## Your task
Pick out every line holding the string "Harvest" and copy it.

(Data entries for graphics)
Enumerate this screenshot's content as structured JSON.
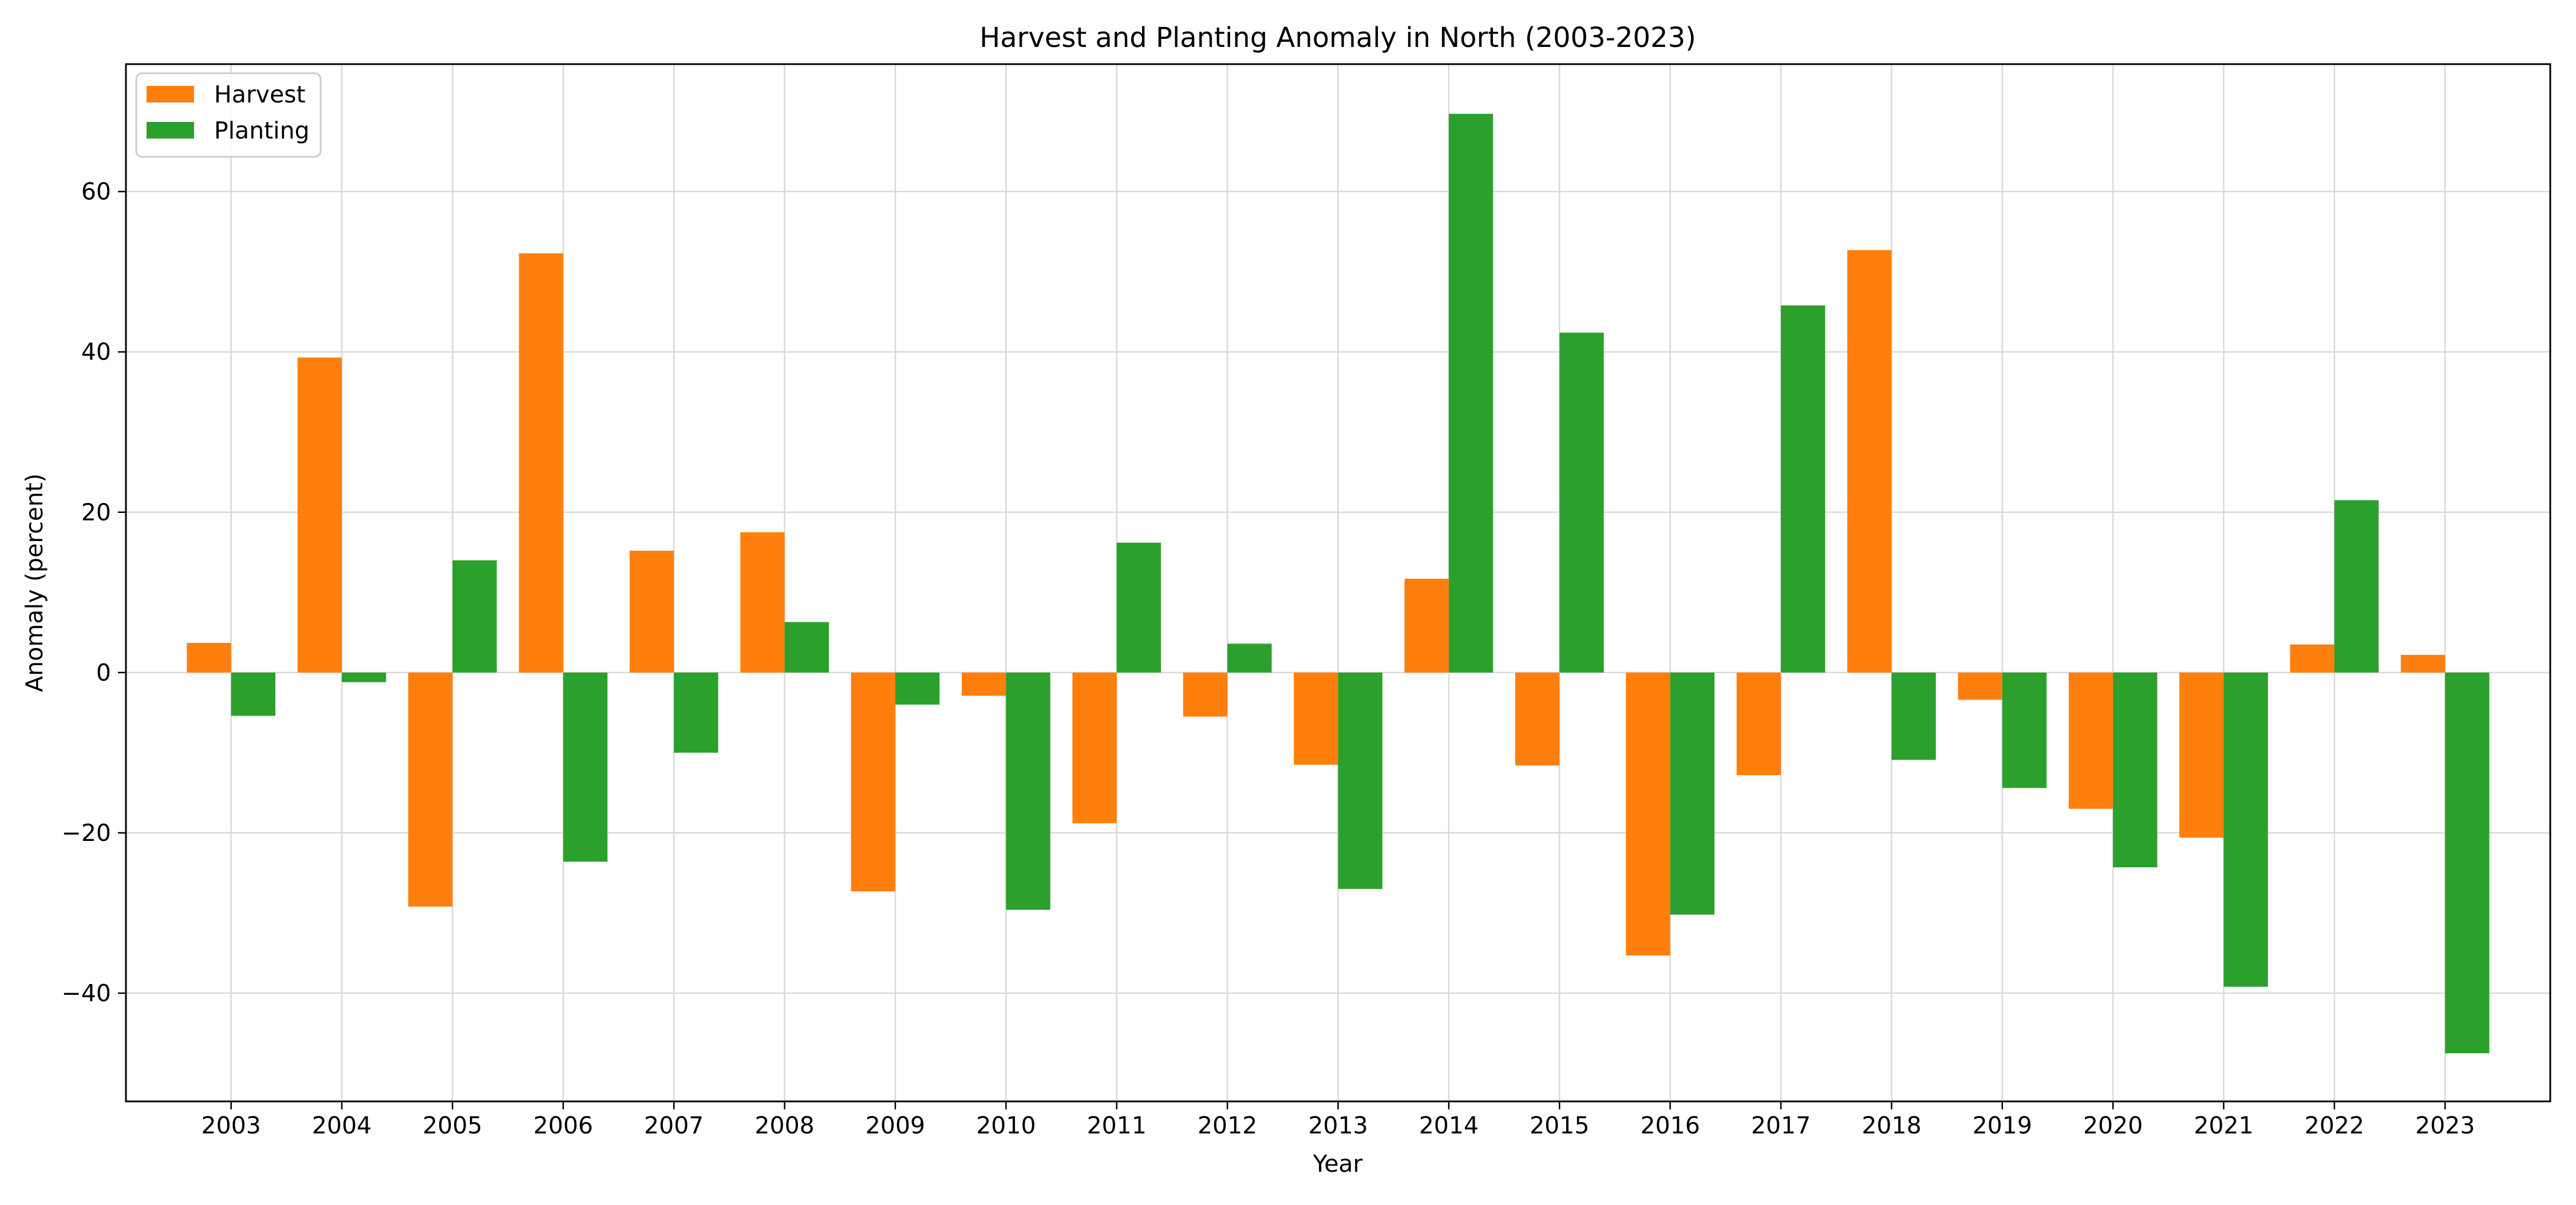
{
  "chart_data": {
    "type": "bar",
    "title": "Harvest and Planting Anomaly in North (2003-2023)",
    "xlabel": "Year",
    "ylabel": "Anomaly (percent)",
    "categories": [
      "2003",
      "2004",
      "2005",
      "2006",
      "2007",
      "2008",
      "2009",
      "2010",
      "2011",
      "2012",
      "2013",
      "2014",
      "2015",
      "2016",
      "2017",
      "2018",
      "2019",
      "2020",
      "2021",
      "2022",
      "2023"
    ],
    "series": [
      {
        "name": "Harvest",
        "color": "#ff7f0e",
        "values": [
          3.7,
          39.3,
          -29.2,
          52.3,
          15.2,
          17.5,
          -27.3,
          -2.9,
          -18.8,
          -5.5,
          -11.5,
          11.7,
          -11.6,
          -35.3,
          -12.8,
          52.7,
          -3.4,
          -17.0,
          -20.6,
          3.5,
          2.2
        ]
      },
      {
        "name": "Planting",
        "color": "#2ca02c",
        "values": [
          -5.4,
          -1.2,
          14.0,
          -23.6,
          -10.0,
          6.3,
          -4.0,
          -29.6,
          16.2,
          3.6,
          -27.0,
          69.7,
          42.4,
          -30.2,
          45.8,
          -10.9,
          -14.4,
          -24.3,
          -39.2,
          21.5,
          -47.5
        ]
      }
    ],
    "ylim": [
      -53.5,
      75.9
    ],
    "yticks": [
      -40,
      -20,
      0,
      20,
      40,
      60
    ],
    "ytick_labels": [
      "−40",
      "−20",
      "0",
      "20",
      "40",
      "60"
    ],
    "grid": true,
    "legend_position": "upper-left"
  }
}
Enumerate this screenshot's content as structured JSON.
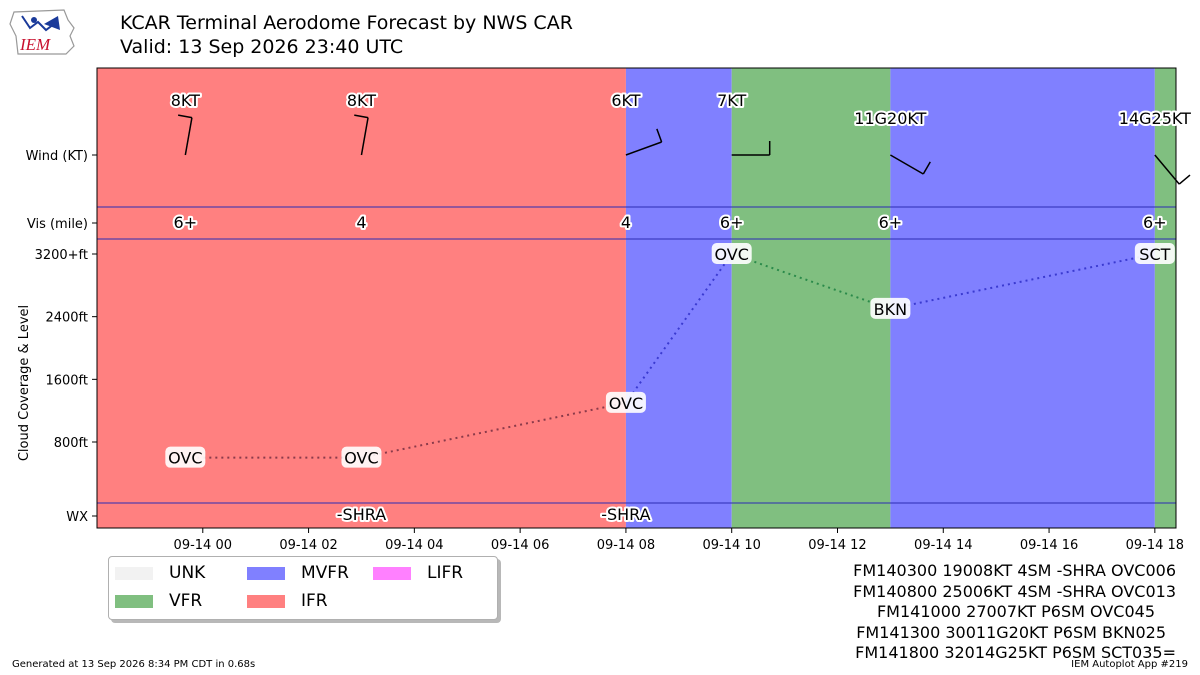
{
  "header": {
    "title": "KCAR Terminal Aerodome Forecast by NWS CAR",
    "subtitle": "Valid: 13 Sep 2026 23:40 UTC",
    "logo_text": "IEM"
  },
  "chart_data": {
    "type": "timeline",
    "x_ticks": [
      "09-14 00",
      "09-14 02",
      "09-14 04",
      "09-14 06",
      "09-14 08",
      "09-14 10",
      "09-14 12",
      "09-14 14",
      "09-14 16",
      "09-14 18"
    ],
    "x_tick_hours": [
      0,
      2,
      4,
      6,
      8,
      10,
      12,
      14,
      16,
      18
    ],
    "xlim_hours": [
      -2.0,
      18.4
    ],
    "row_labels": {
      "wind": "Wind (KT)",
      "vis": "Vis (mile)",
      "wx": "WX"
    },
    "ylabel": "Cloud Coverage & Level",
    "y_ticks": [
      "3200+ft",
      "2400ft",
      "1600ft",
      "800ft"
    ],
    "y_tick_values": [
      3200,
      2400,
      1600,
      800
    ],
    "ylim": [
      -1000,
      3400
    ],
    "colors": {
      "UNK": "#f2f2f2",
      "VFR": "#80bf80",
      "MVFR": "#8080ff",
      "IFR": "#ff8080",
      "LIFR": "#ff80ff"
    },
    "categories": [
      {
        "cat": "IFR",
        "start": -2.0,
        "end": 8.0
      },
      {
        "cat": "MVFR",
        "start": 8.0,
        "end": 10.0
      },
      {
        "cat": "VFR",
        "start": 10.0,
        "end": 13.0
      },
      {
        "cat": "MVFR",
        "start": 13.0,
        "end": 18.0
      },
      {
        "cat": "VFR",
        "start": 18.0,
        "end": 18.4
      }
    ],
    "wind": [
      {
        "hour": -0.33,
        "label": "8KT",
        "dir": 190
      },
      {
        "hour": 3.0,
        "label": "8KT",
        "dir": 190
      },
      {
        "hour": 8.0,
        "label": "6KT",
        "dir": 250
      },
      {
        "hour": 10.0,
        "label": "7KT",
        "dir": 270
      },
      {
        "hour": 13.0,
        "label": "11G20KT",
        "dir": 300
      },
      {
        "hour": 18.0,
        "label": "14G25KT",
        "dir": 320
      }
    ],
    "vis": [
      {
        "hour": -0.33,
        "label": "6+"
      },
      {
        "hour": 3.0,
        "label": "4"
      },
      {
        "hour": 8.0,
        "label": "4"
      },
      {
        "hour": 10.0,
        "label": "6+"
      },
      {
        "hour": 13.0,
        "label": "6+"
      },
      {
        "hour": 18.0,
        "label": "6+"
      }
    ],
    "clouds": [
      {
        "hour": -0.33,
        "label": "OVC",
        "level": 600
      },
      {
        "hour": 3.0,
        "label": "OVC",
        "level": 600
      },
      {
        "hour": 8.0,
        "label": "OVC",
        "level": 1300
      },
      {
        "hour": 10.0,
        "label": "OVC",
        "level": 4500
      },
      {
        "hour": 13.0,
        "label": "BKN",
        "level": 2500
      },
      {
        "hour": 18.0,
        "label": "SCT",
        "level": 3500
      }
    ],
    "cloud_plot_levels_note": "levels above 3200 are drawn at 3200+ line",
    "weather": [
      {
        "hour": 3.0,
        "label": "-SHRA"
      },
      {
        "hour": 8.0,
        "label": "-SHRA"
      }
    ]
  },
  "legend": [
    {
      "label": "UNK",
      "color": "#f2f2f2"
    },
    {
      "label": "MVFR",
      "color": "#8080ff"
    },
    {
      "label": "LIFR",
      "color": "#ff80ff"
    },
    {
      "label": "VFR",
      "color": "#80bf80"
    },
    {
      "label": "IFR",
      "color": "#ff8080"
    }
  ],
  "taf_lines": [
    "FM140300 19008KT 4SM -SHRA OVC006",
    "FM140800 25006KT 4SM -SHRA OVC013",
    "FM141000 27007KT P6SM OVC045",
    "FM141300 30011G20KT P6SM BKN025",
    "FM141800 32014G25KT P6SM SCT035="
  ],
  "footer": {
    "generated": "Generated at 13 Sep 2026 8:34 PM CDT in 0.68s",
    "app": "IEM Autoplot App #219"
  }
}
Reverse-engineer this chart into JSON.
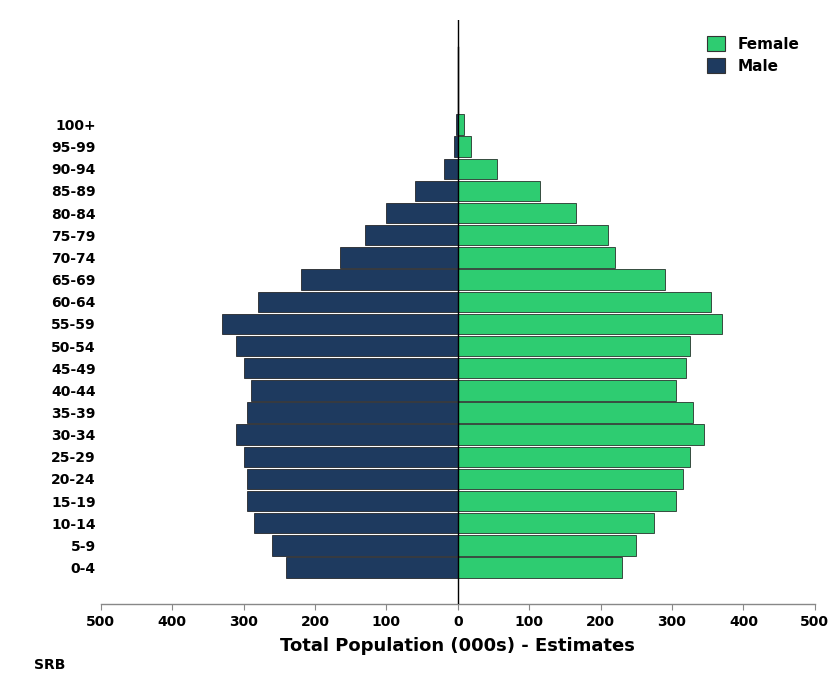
{
  "age_groups": [
    "0-4",
    "5-9",
    "10-14",
    "15-19",
    "20-24",
    "25-29",
    "30-34",
    "35-39",
    "40-44",
    "45-49",
    "50-54",
    "55-59",
    "60-64",
    "65-69",
    "70-74",
    "75-79",
    "80-84",
    "85-89",
    "90-94",
    "95-99",
    "100+"
  ],
  "male": [
    240,
    260,
    285,
    295,
    295,
    300,
    310,
    295,
    290,
    300,
    310,
    330,
    280,
    220,
    165,
    130,
    100,
    60,
    20,
    5,
    2
  ],
  "female": [
    230,
    250,
    275,
    305,
    315,
    325,
    345,
    330,
    305,
    320,
    325,
    370,
    355,
    290,
    220,
    210,
    165,
    115,
    55,
    18,
    8
  ],
  "male_color": "#1e3a5f",
  "female_color": "#2ecc71",
  "bar_edge_color": "#111111",
  "xlim": [
    -500,
    500
  ],
  "xticks": [
    -500,
    -400,
    -300,
    -200,
    -100,
    0,
    100,
    200,
    300,
    400,
    500
  ],
  "xticklabels": [
    "500",
    "400",
    "300",
    "200",
    "100",
    "0",
    "100",
    "200",
    "300",
    "400",
    "500"
  ],
  "xlabel": "Total Population (000s) - Estimates",
  "xlabel_fontsize": 13,
  "tick_fontsize": 10,
  "legend_female": "Female",
  "legend_male": "Male",
  "srb_label": "SRB"
}
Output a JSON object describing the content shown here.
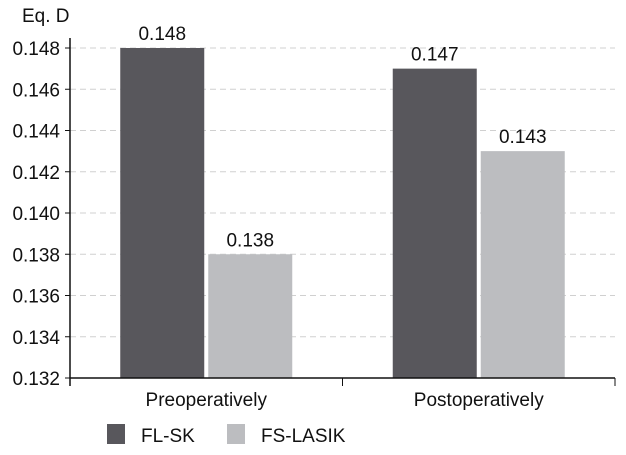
{
  "chart_data": {
    "type": "bar",
    "ylabel": "Eq. D",
    "categories": [
      "Preoperatively",
      "Postoperatively"
    ],
    "series": [
      {
        "name": "FL-SK",
        "values": [
          0.148,
          0.147
        ],
        "color": "#58575c"
      },
      {
        "name": "FS-LASIK",
        "values": [
          0.138,
          0.143
        ],
        "color": "#bcbdc0"
      }
    ],
    "data_labels": [
      [
        "0.148",
        "0.147"
      ],
      [
        "0.138",
        "0.143"
      ]
    ],
    "ylim": [
      0.132,
      0.148
    ],
    "yticks": [
      "0.132",
      "0.134",
      "0.136",
      "0.138",
      "0.140",
      "0.142",
      "0.144",
      "0.146",
      "0.148"
    ],
    "grid": "horizontal dashed",
    "legend": "bottom-left"
  }
}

## Answer to this problem
    "title": "Harvest and Planting Anomaly in North (2003-2023)",
        "name": "Harvest",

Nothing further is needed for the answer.